**Written task**
Repeat the material below word for word and leave out all pictures.

(Collected data entries)
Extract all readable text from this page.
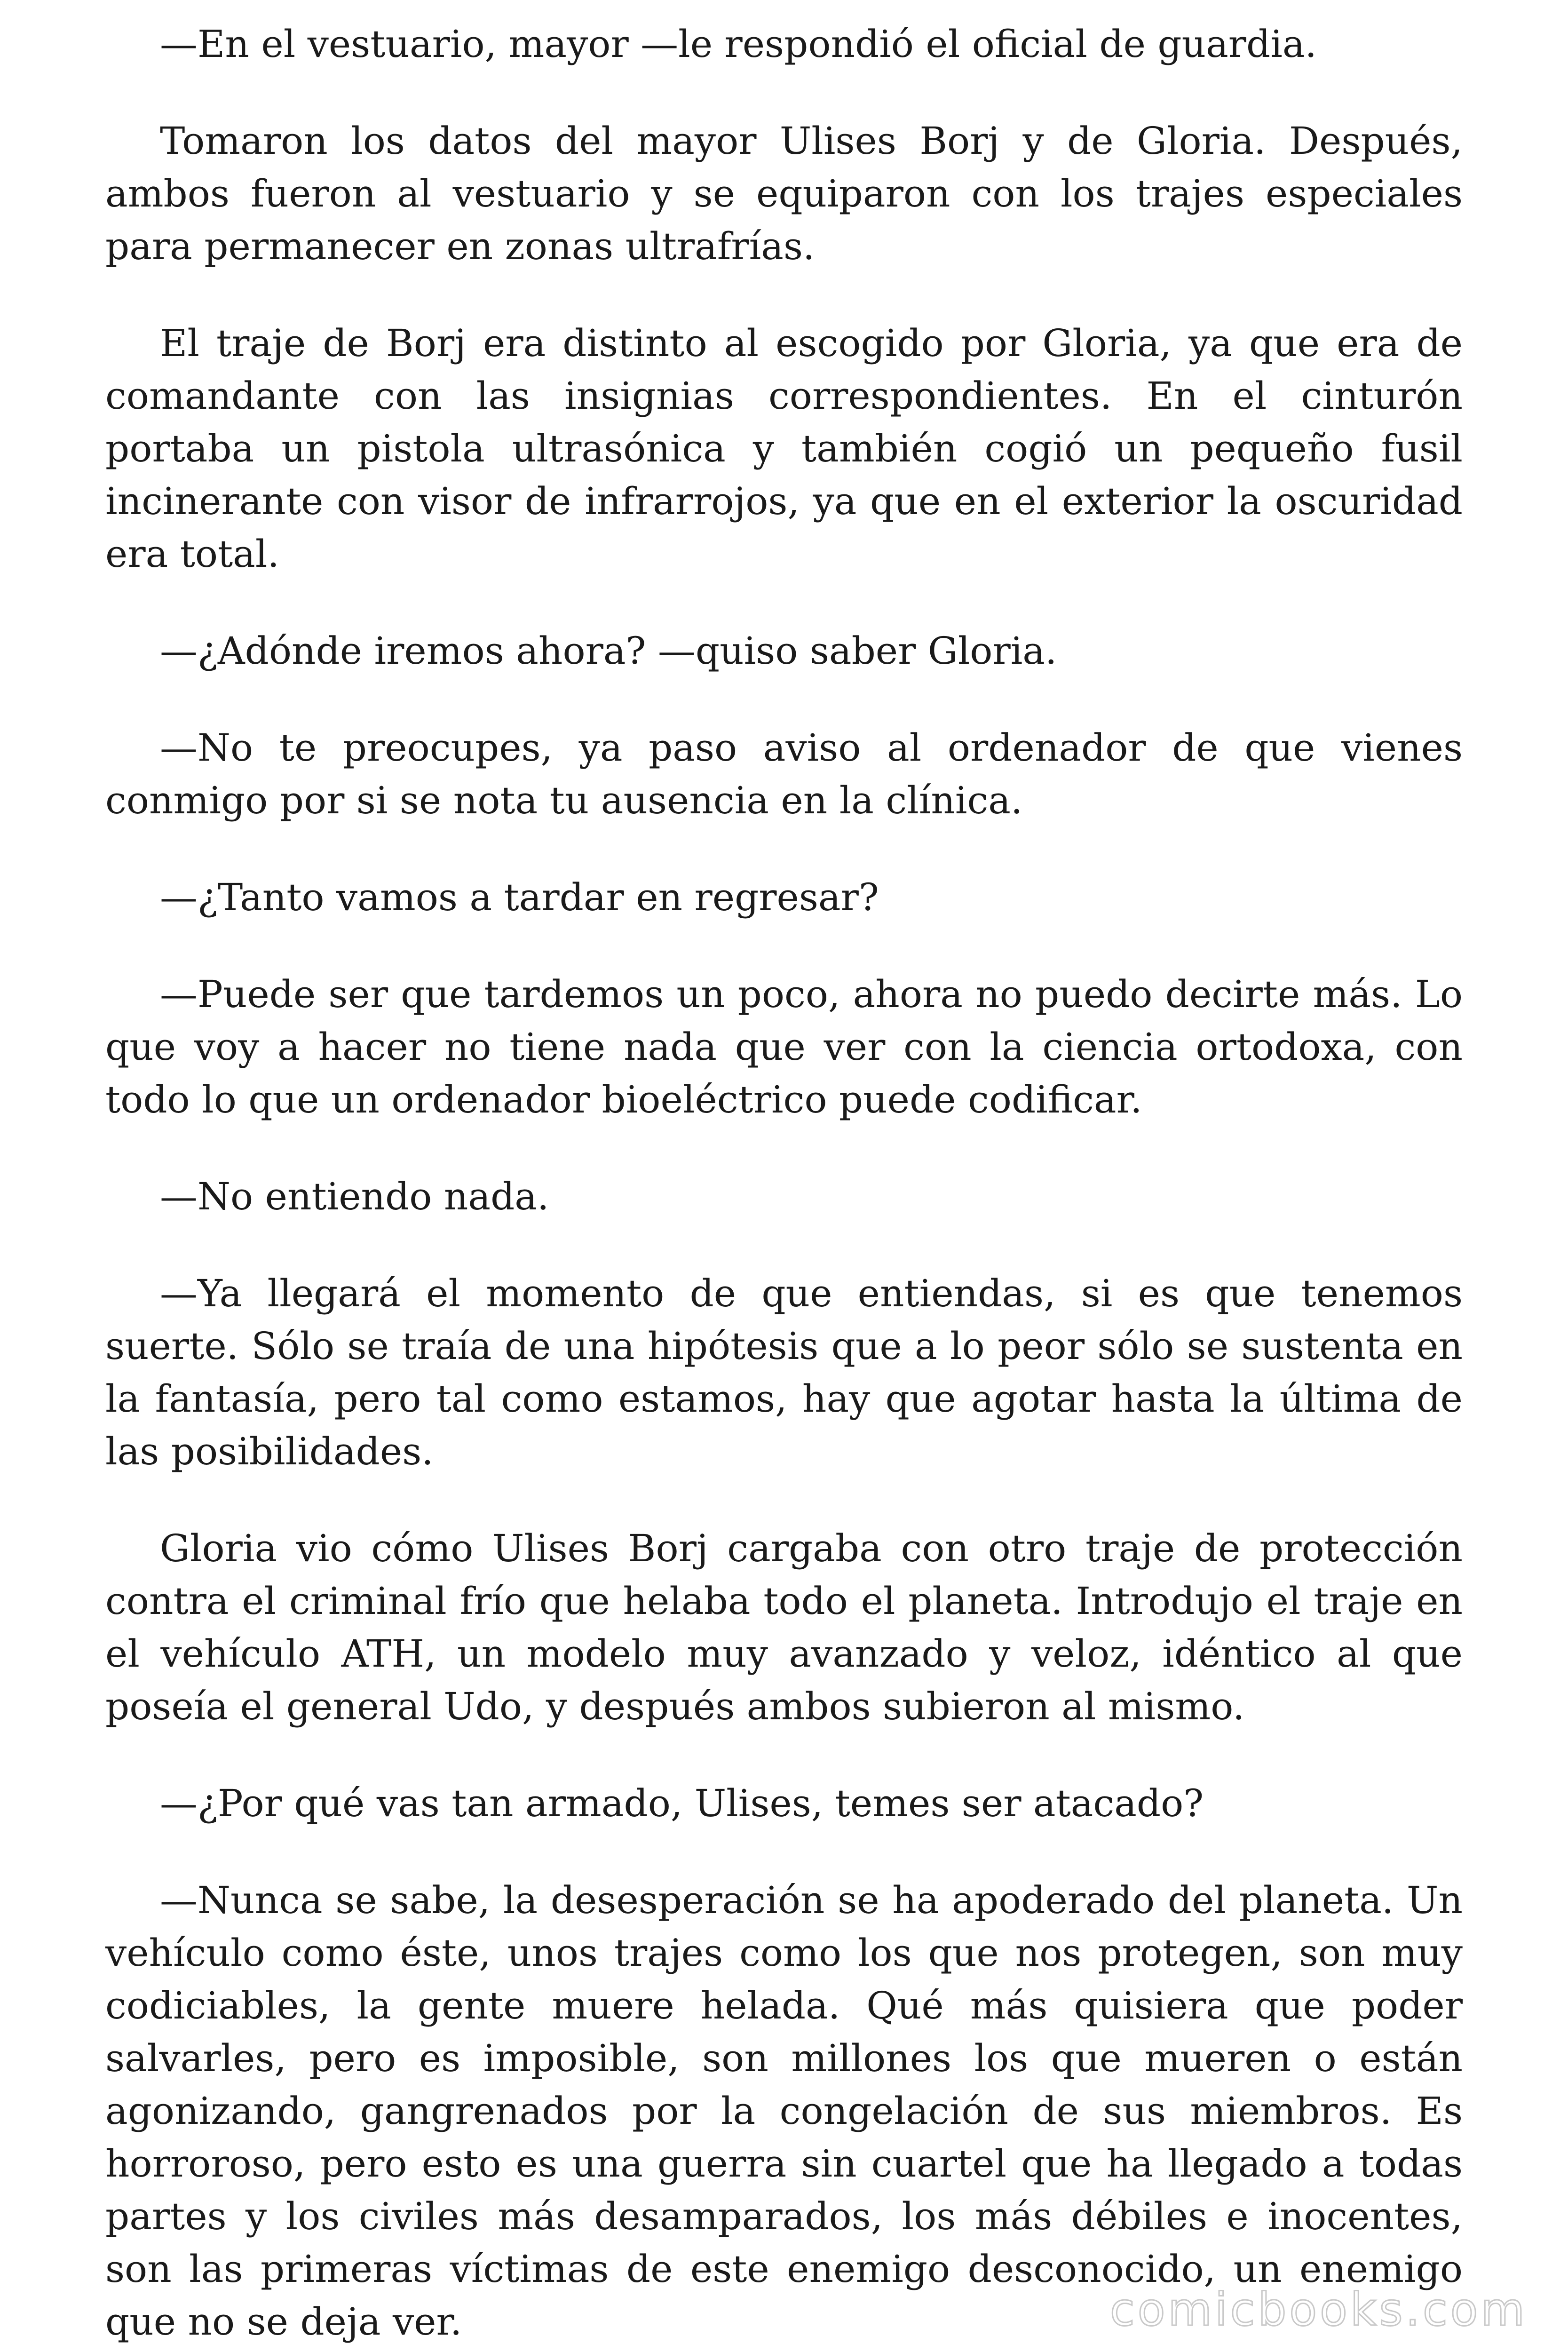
—En el vestuario, mayor —le respondió el oficial de guardia.

Tomaron los datos del mayor Ulises Borj y de Gloria. Después, ambos fueron al vestuario y se equiparon con los trajes especiales para permanecer en zonas ultrafrías.

El traje de Borj era distinto al escogido por Gloria, ya que era de comandante con las insignias correspondientes. En el cinturón portaba un pistola ultrasónica y también cogió un pequeño fusil incinerante con visor de infrarrojos, ya que en el exterior la oscuridad era total.

—¿Adónde iremos ahora? —quiso saber Gloria.

—No te preocupes, ya paso aviso al ordenador de que vienes conmigo por si se nota tu ausencia en la clínica.

—¿Tanto vamos a tardar en regresar?

—Puede ser que tardemos un poco, ahora no puedo decirte más. Lo que voy a hacer no tiene nada que ver con la ciencia ortodoxa, con todo lo que un ordenador bioeléctrico puede codificar.

—No entiendo nada.

—Ya llegará el momento de que entiendas, si es que tenemos suerte. Sólo se traía de una hipótesis que a lo peor sólo se sustenta en la fantasía, pero tal como estamos, hay que agotar hasta la última de las posibilidades.

Gloria vio cómo Ulises Borj cargaba con otro traje de protección contra el criminal frío que helaba todo el planeta. Introdujo el traje en el vehículo ATH, un modelo muy avanzado y veloz, idéntico al que poseía el general Udo, y después ambos subieron al mismo.

—¿Por qué vas tan armado, Ulises, temes ser atacado?

—Nunca se sabe, la desesperación se ha apoderado del planeta. Un vehículo como éste, unos trajes como los que nos protegen, son muy codiciables, la gente muere helada. Qué más quisiera que poder salvarles, pero es imposible, son millones los que mueren o están agonizando, gangrenados por la congelación de sus miembros. Es horroroso, pero esto es una guerra sin cuartel que ha llegado a todas partes y los civiles más desamparados, los más débiles e inocentes, son las primeras víctimas de este enemigo desconocido, un enemigo que no se deja ver.	comicbooks.com
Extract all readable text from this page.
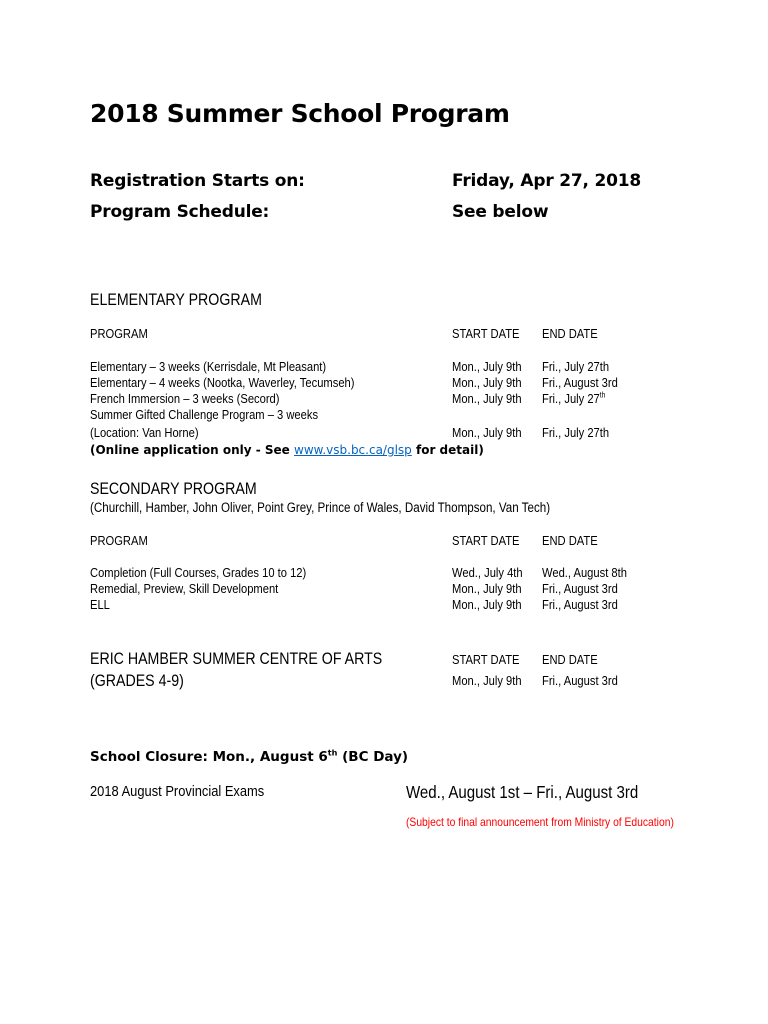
2018 Summer School Program
Registration Starts on:	Friday, Apr 27, 2018
Program Schedule:	See below
ELEMENTARY PROGRAM
PROGRAM	START DATE	END DATE
Elementary – 3 weeks (Kerrisdale, Mt Pleasant)	Mon., July 9th	Fri., July 27th
Elementary – 4 weeks (Nootka, Waverley, Tecumseh)	Mon., July 9th	Fri., August 3rd
French Immersion – 3 weeks (Secord)	Mon., July 9th	Fri., July 27th
Summer Gifted Challenge Program – 3 weeks
(Location: Van Horne)	Mon., July 9th	Fri., July 27th
(Online application only - See www.vsb.bc.ca/glsp for detail)
SECONDARY PROGRAM
(Churchill, Hamber, John Oliver, Point Grey, Prince of Wales, David Thompson, Van Tech)
PROGRAM	START DATE	END DATE
Completion (Full Courses, Grades 10 to 12)	Wed., July 4th	Wed., August 8th
Remedial, Preview, Skill Development	Mon., July 9th	Fri., August 3rd
ELL	Mon., July 9th	Fri., August 3rd
ERIC HAMBER SUMMER CENTRE OF ARTS
(GRADES 4-9)
START DATE	END DATE
Mon., July 9th	Fri., August 3rd
School Closure: Mon., August 6th (BC Day)
2018 August Provincial Exams	Wed., August 1st – Fri., August 3rd
(Subject to final announcement from Ministry of Education)
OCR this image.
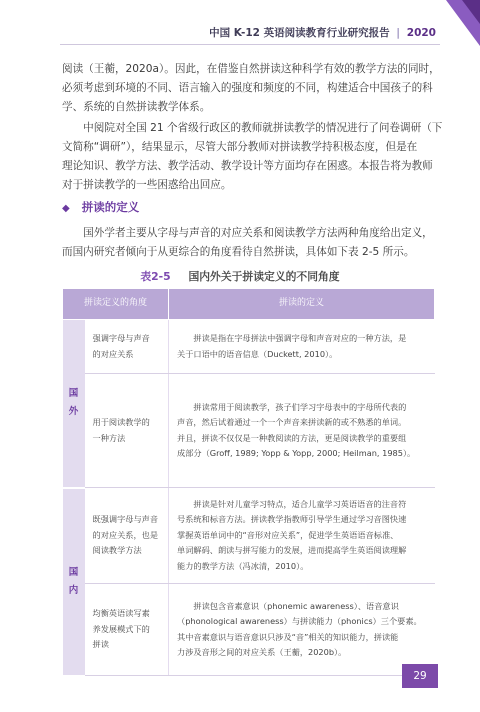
中国 K-12 英语阅读教育行业研究报告 | 2020

阅读（王蘅，2020a）。因此，在借鉴自然拼读这种科学有效的教学方法的同时，
必须考虑到环境的不同、语言输入的强度和频度的不同，构建适合中国孩子的科
学、系统的自然拼读教学体系。

　　中阅院对全国 21 个省级行政区的教师就拼读教学的情况进行了问卷调研（下
文简称“调研”），结果显示，尽管大部分教师对拼读教学持积极态度，但是在
理论知识、教学方法、教学活动、教学设计等方面均存在困惑。本报告将为教师
对于拼读教学的一些困惑给出回应。

◆ 拼读的定义

　　国外学者主要从字母与声音的对应关系和阅读教学方法两种角度给出定义，
而国内研究者倾向于从更综合的角度看待自然拼读，具体如下表 2-5 所示。

表2-5 国内外关于拼读定义的不同角度
拼读定义的角度		拼读的定义

国
外	强调字母与声音
的对应关系	　　拼读是指在字母拼法中强调字母和声音对应的一种方法，是
关于口语中的语音信息（Duckett, 2010）。

	用于阅读教学的
一种方法	　　拼读常用于阅读教学，孩子们学习字母表中的字母所代表的
声音，然后试着通过一个一个声音来拼读新的或不熟悉的单词。
并且，拼读不仅仅是一种教阅读的方法，更是阅读教学的重要组
成部分（Groff, 1989; Yopp & Yopp, 2000; Heilman, 1985）。

国
内	既强调字母与声音
的对应关系，也是
阅读教学方法	　　拼读是针对儿童学习特点，适合儿童学习英语语音的注音符
号系统和标音方法。拼读教学指教师引导学生通过学习音图快速
掌握英语单词中的“音形对应关系”，促进学生英语语音标准、
单词解码、朗读与拼写能力的发展，进而提高学生英语阅读理解
能力的教学方法（冯冰清，2010）。

	均衡英语读写素
养发展模式下的
拼读	　　拼读包含音素意识（phonemic awareness）、语音意识
（phonological awareness）与拼读能力（phonics）三个要素。
其中音素意识与语音意识只涉及“音”相关的知识能力，拼读能
力涉及音形之间的对应关系（王蘅，2020b）。
29
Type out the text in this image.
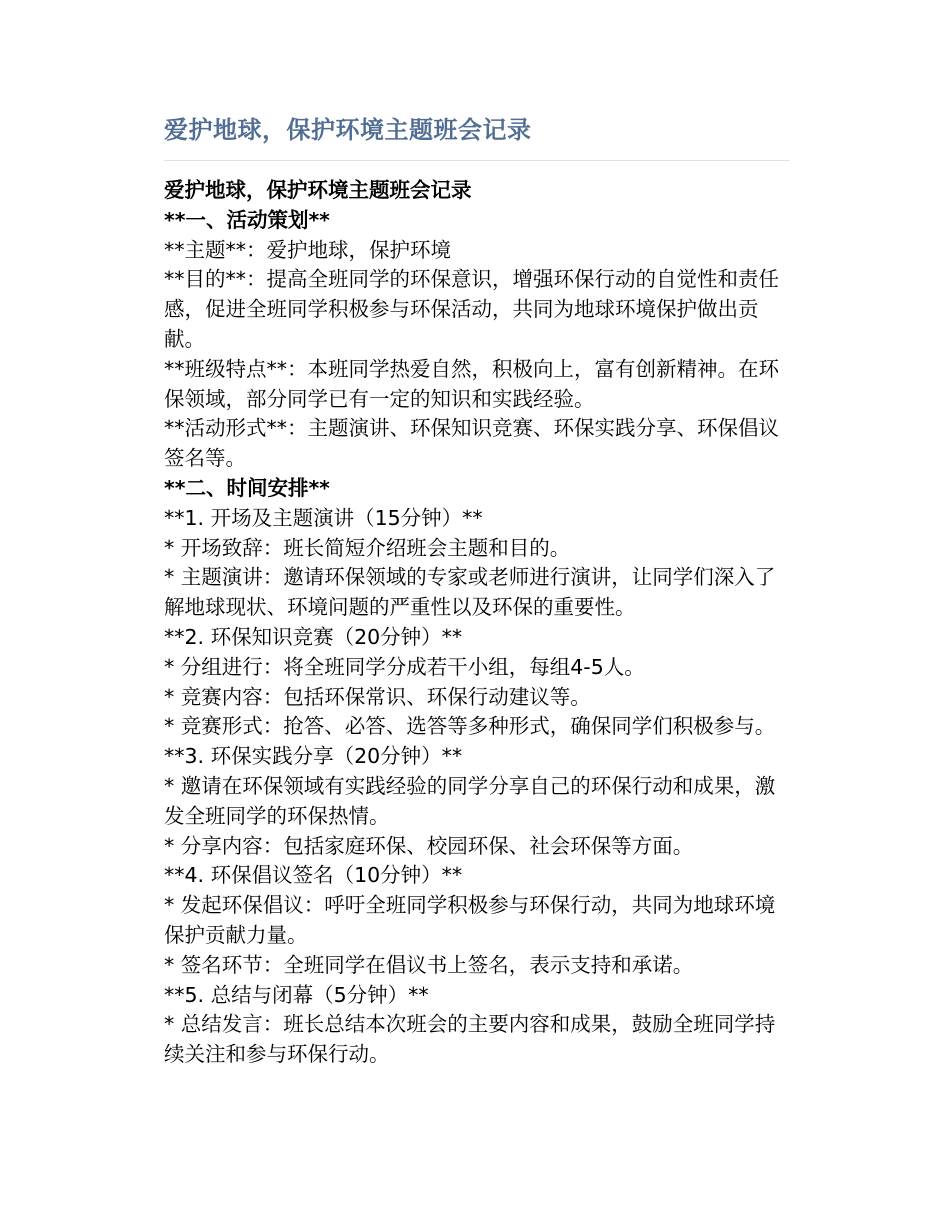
爱护地球，保护环境主题班会记录

爱护地球，保护环境主题班会记录

**一、活动策划**

**主题**：爱护地球，保护环境

**目的**：提高全班同学的环保意识，增强环保行动的自觉性和责任感，促进全班同学积极参与环保活动，共同为地球环境保护做出贡献。

**班级特点**：本班同学热爱自然，积极向上，富有创新精神。在环保领域，部分同学已有一定的知识和实践经验。

**活动形式**：主题演讲、环保知识竞赛、环保实践分享、环保倡议签名等。

**二、时间安排**

**1. 开场及主题演讲（15分钟）**

* 开场致辞：班长简短介绍班会主题和目的。

* 主题演讲：邀请环保领域的专家或老师进行演讲，让同学们深入了解地球现状、环境问题的严重性以及环保的重要性。

**2. 环保知识竞赛（20分钟）**

* 分组进行：将全班同学分成若干小组，每组4-5人。

* 竞赛内容：包括环保常识、环保行动建议等。

* 竞赛形式：抢答、必答、选答等多种形式，确保同学们积极参与。

**3. 环保实践分享（20分钟）**

* 邀请在环保领域有实践经验的同学分享自己的环保行动和成果，激发全班同学的环保热情。

* 分享内容：包括家庭环保、校园环保、社会环保等方面。

**4. 环保倡议签名（10分钟）**

* 发起环保倡议：呼吁全班同学积极参与环保行动，共同为地球环境保护贡献力量。

* 签名环节：全班同学在倡议书上签名，表示支持和承诺。

**5. 总结与闭幕（5分钟）**

* 总结发言：班长总结本次班会的主要内容和成果，鼓励全班同学持续关注和参与环保行动。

**Correct result**
Extract all readable text from this page.
—En el vestuario, mayor —le respondió el oficial de guardia.

Tomaron los datos del mayor Ulises Borj y de Gloria. Después, ambos fueron al vestuario y se equiparon con los trajes especiales para permanecer en zonas ultrafrías.

El traje de Borj era distinto al escogido por Gloria, ya que era de comandante con las insignias correspondientes. En el cinturón portaba un pistola ultrasónica y también cogió un pequeño fusil incinerante con visor de infrarrojos, ya que en el exterior la oscuridad era total.

—¿Adónde iremos ahora? —quiso saber Gloria.

—No te preocupes, ya paso aviso al ordenador de que vienes conmigo por si se nota tu ausencia en la clínica.

—¿Tanto vamos a tardar en regresar?

—Puede ser que tardemos un poco, ahora no puedo decirte más. Lo que voy a hacer no tiene nada que ver con la ciencia ortodoxa, con todo lo que un ordenador bioeléctrico puede codificar.

—No entiendo nada.

—Ya llegará el momento de que entiendas, si es que tenemos suerte. Sólo se traía de una hipótesis que a lo peor sólo se sustenta en la fantasía, pero tal como estamos, hay que agotar hasta la última de las posibilidades.

Gloria vio cómo Ulises Borj cargaba con otro traje de protección contra el criminal frío que helaba todo el planeta. Introdujo el traje en el vehículo ATH, un modelo muy avanzado y veloz, idéntico al que poseía el general Udo, y después ambos subieron al mismo.

—¿Por qué vas tan armado, Ulises, temes ser atacado?

—Nunca se sabe, la desesperación se ha apoderado del planeta. Un vehículo como éste, unos trajes como los que nos protegen, son muy codiciables, la gente muere helada. Qué más quisiera que poder salvarles, pero es imposible, son millones los que mueren o están agonizando, gangrenados por la congelación de sus miembros. Es horroroso, pero esto es una guerra sin cuartel que ha llegado a todas partes y los civiles más desamparados, los más débiles e inocentes, son las primeras víctimas de este enemigo desconocido, un enemigo que no se deja ver.	comicbooks.com
Extract all readable text from this page.
2018 Summer School Program
Registration Starts on:	Friday, Apr 27, 2018
Program Schedule:	See below
ELEMENTARY PROGRAM
PROGRAM	START DATE	END DATE
Elementary – 3 weeks (Kerrisdale, Mt Pleasant)	Mon., July 9th	Fri., July 27th
Elementary – 4 weeks (Nootka, Waverley, Tecumseh)	Mon., July 9th	Fri., August 3rd
French Immersion – 3 weeks (Secord)	Mon., July 9th	Fri., July 27th
Summer Gifted Challenge Program – 3 weeks
(Location: Van Horne)	Mon., July 9th	Fri., July 27th
(Online application only - See www.vsb.bc.ca/glsp for detail)
SECONDARY PROGRAM
(Churchill, Hamber, John Oliver, Point Grey, Prince of Wales, David Thompson, Van Tech)
PROGRAM	START DATE	END DATE
Completion (Full Courses, Grades 10 to 12)	Wed., July 4th	Wed., August 8th
Remedial, Preview, Skill Development	Mon., July 9th	Fri., August 3rd
ELL	Mon., July 9th	Fri., August 3rd
ERIC HAMBER SUMMER CENTRE OF ARTS
(GRADES 4-9)
START DATE	END DATE
Mon., July 9th	Fri., August 3rd
School Closure: Mon., August 6th (BC Day)
2018 August Provincial Exams	Wed., August 1st – Fri., August 3rd
(Subject to final announcement from Ministry of Education)
OCR this image.
中国 K-12 英语阅读教育行业研究报告 | 2020

阅读（王蘅，2020a）。因此，在借鉴自然拼读这种科学有效的教学方法的同时，
必须考虑到环境的不同、语言输入的强度和频度的不同，构建适合中国孩子的科
学、系统的自然拼读教学体系。

　　中阅院对全国 21 个省级行政区的教师就拼读教学的情况进行了问卷调研（下
文简称“调研”），结果显示，尽管大部分教师对拼读教学持积极态度，但是在
理论知识、教学方法、教学活动、教学设计等方面均存在困惑。本报告将为教师
对于拼读教学的一些困惑给出回应。

◆ 拼读的定义

　　国外学者主要从字母与声音的对应关系和阅读教学方法两种角度给出定义，
而国内研究者倾向于从更综合的角度看待自然拼读，具体如下表 2-5 所示。

表2-5 国内外关于拼读定义的不同角度
拼读定义的角度		拼读的定义

国
外	强调字母与声音
的对应关系	　　拼读是指在字母拼法中强调字母和声音对应的一种方法，是
关于口语中的语音信息（Duckett, 2010）。

	用于阅读教学的
一种方法	　　拼读常用于阅读教学，孩子们学习字母表中的字母所代表的
声音，然后试着通过一个一个声音来拼读新的或不熟悉的单词。
并且，拼读不仅仅是一种教阅读的方法，更是阅读教学的重要组
成部分（Groff, 1989; Yopp & Yopp, 2000; Heilman, 1985）。

国
内	既强调字母与声音
的对应关系，也是
阅读教学方法	　　拼读是针对儿童学习特点，适合儿童学习英语语音的注音符
号系统和标音方法。拼读教学指教师引导学生通过学习音图快速
掌握英语单词中的“音形对应关系”，促进学生英语语音标准、
单词解码、朗读与拼写能力的发展，进而提高学生英语阅读理解
能力的教学方法（冯冰清，2010）。

	均衡英语读写素
养发展模式下的
拼读	　　拼读包含音素意识（phonemic awareness）、语音意识
（phonological awareness）与拼读能力（phonics）三个要素。
其中音素意识与语音意识只涉及“音”相关的知识能力，拼读能
力涉及音形之间的对应关系（王蘅，2020b）。
29
Type out the text in this image.
爱护地球，保护环境主题班会记录

爱护地球，保护环境主题班会记录

**一、活动策划**

**主题**：爱护地球，保护环境

**目的**：提高全班同学的环保意识，增强环保行动的自觉性和责任感，促进全班同学积极参与环保活动，共同为地球环境保护做出贡献。

**班级特点**：本班同学热爱自然，积极向上，富有创新精神。在环保领域，部分同学已有一定的知识和实践经验。

**活动形式**：主题演讲、环保知识竞赛、环保实践分享、环保倡议签名等。

**二、时间安排**

**1. 开场及主题演讲（15分钟）**

* 开场致辞：班长简短介绍班会主题和目的。

* 主题演讲：邀请环保领域的专家或老师进行演讲，让同学们深入了解地球现状、环境问题的严重性以及环保的重要性。

**2. 环保知识竞赛（20分钟）**

* 分组进行：将全班同学分成若干小组，每组4-5人。

* 竞赛内容：包括环保常识、环保行动建议等。

* 竞赛形式：抢答、必答、选答等多种形式，确保同学们积极参与。

**3. 环保实践分享（20分钟）**

* 邀请在环保领域有实践经验的同学分享自己的环保行动和成果，激发全班同学的环保热情。

* 分享内容：包括家庭环保、校园环保、社会环保等方面。

**4. 环保倡议签名（10分钟）**

* 发起环保倡议：呼吁全班同学积极参与环保行动，共同为地球环境保护贡献力量。

* 签名环节：全班同学在倡议书上签名，表示支持和承诺。

**5. 总结与闭幕（5分钟）**

* 总结发言：班长总结本次班会的主要内容和成果，鼓励全班同学持续关注和参与环保行动。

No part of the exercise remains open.